• **ACTIVITY A**: In the passage on the Parliament of Western Australia, where do the two houses of parliament sit?
• **ACTIVITY B**: Retype the passage on the Parliament of Western Australia, starting at "The party or" and ending at "of Western Australia.".

Bicameral legislature body of the Australian state

The Parliament of Western Australia is the bicameral legislature of the Australian state of Western Australia, which constitutes the legislative branch of the state's political system. The parliament consists of the King (represented by the governor), the Legislative Council (the upper house) and the Legislative Assembly (the lower house). The two houses of parliament sit in Parliament House in the state capital, Perth.

For a bill to become law, it must be passed by both the Legislative Council and the Legislative Assembly, and receive royal assent from the Governor.

The party or coalition commanding the support of a majority of the members of the Legislative Assembly is invited by the governor to form government. The head of government holds the office of Premier of Western Australia.

• **PROVIDED INFORMATION**:
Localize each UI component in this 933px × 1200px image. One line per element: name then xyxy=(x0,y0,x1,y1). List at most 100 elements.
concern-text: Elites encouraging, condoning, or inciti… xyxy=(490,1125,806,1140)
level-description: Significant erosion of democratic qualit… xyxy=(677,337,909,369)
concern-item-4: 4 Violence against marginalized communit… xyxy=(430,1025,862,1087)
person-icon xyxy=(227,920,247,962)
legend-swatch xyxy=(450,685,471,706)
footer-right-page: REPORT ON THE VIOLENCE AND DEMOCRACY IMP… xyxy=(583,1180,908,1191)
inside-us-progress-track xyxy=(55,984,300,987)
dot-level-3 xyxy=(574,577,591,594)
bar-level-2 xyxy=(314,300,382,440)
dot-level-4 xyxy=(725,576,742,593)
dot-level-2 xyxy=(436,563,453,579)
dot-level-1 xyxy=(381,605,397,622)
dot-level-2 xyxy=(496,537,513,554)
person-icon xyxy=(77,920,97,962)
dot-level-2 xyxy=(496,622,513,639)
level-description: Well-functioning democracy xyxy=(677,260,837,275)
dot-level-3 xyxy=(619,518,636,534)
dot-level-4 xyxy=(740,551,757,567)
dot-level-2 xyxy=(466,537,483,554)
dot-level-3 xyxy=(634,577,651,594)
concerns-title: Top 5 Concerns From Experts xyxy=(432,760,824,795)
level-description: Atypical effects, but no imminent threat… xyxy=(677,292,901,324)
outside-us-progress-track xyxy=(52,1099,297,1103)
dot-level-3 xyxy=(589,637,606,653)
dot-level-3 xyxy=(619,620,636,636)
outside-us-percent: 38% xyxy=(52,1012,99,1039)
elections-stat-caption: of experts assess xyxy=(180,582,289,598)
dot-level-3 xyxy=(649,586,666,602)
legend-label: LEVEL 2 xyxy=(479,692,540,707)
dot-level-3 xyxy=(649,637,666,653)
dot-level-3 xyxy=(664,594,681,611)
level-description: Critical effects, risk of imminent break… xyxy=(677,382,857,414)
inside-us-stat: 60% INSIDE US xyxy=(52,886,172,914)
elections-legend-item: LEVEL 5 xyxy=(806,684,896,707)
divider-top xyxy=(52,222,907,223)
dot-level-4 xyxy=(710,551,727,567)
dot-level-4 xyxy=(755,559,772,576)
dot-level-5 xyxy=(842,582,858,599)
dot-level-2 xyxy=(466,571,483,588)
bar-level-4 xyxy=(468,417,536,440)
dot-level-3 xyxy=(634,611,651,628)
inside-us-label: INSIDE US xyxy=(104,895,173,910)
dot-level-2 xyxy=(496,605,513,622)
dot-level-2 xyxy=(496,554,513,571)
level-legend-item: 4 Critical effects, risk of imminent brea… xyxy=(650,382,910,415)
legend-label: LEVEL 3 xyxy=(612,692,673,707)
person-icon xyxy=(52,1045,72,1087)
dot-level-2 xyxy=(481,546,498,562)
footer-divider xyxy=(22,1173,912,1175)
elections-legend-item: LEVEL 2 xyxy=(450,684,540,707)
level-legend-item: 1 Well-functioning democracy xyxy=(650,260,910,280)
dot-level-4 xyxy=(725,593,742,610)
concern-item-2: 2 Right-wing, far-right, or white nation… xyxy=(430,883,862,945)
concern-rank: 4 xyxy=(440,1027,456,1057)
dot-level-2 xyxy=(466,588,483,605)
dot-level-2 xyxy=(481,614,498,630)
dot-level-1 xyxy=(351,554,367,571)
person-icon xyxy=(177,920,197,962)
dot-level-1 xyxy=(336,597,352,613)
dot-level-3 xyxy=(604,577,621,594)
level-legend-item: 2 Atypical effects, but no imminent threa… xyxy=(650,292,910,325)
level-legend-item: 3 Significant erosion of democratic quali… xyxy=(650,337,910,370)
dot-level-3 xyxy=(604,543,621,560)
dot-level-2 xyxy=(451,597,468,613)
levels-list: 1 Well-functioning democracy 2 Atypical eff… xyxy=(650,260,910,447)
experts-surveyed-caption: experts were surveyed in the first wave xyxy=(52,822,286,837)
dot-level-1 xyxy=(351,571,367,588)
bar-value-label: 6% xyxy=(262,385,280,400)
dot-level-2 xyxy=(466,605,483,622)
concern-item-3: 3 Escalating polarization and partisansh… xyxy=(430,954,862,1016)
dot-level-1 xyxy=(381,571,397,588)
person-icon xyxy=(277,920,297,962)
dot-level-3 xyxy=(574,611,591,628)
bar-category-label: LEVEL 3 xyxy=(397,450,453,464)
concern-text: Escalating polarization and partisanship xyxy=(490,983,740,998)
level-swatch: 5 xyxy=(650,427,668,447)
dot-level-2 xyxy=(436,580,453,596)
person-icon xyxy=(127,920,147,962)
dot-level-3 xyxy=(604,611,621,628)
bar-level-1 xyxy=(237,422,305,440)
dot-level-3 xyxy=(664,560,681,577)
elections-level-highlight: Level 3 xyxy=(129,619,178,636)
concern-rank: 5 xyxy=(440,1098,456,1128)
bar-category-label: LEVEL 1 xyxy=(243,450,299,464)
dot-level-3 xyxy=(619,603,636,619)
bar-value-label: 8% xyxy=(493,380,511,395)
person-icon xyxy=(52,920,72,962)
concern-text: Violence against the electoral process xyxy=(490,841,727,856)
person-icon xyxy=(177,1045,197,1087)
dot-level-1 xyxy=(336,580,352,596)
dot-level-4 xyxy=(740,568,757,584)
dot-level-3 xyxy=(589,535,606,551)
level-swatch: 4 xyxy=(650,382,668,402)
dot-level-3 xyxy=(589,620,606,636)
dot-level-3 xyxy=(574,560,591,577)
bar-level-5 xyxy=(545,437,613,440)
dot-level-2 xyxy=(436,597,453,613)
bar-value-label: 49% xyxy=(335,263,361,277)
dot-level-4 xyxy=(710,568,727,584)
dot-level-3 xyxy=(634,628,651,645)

• **WRITTEN RESPONSE A**: They sit in Parliament House in Perth, the state capital.

• **WRITTEN RESPONSE B**:
The party or coalition commanding the support of a majority of the members of the Legislative Assembly is invited by the governor to form government. The head of government holds the office of Premier of Western Australia.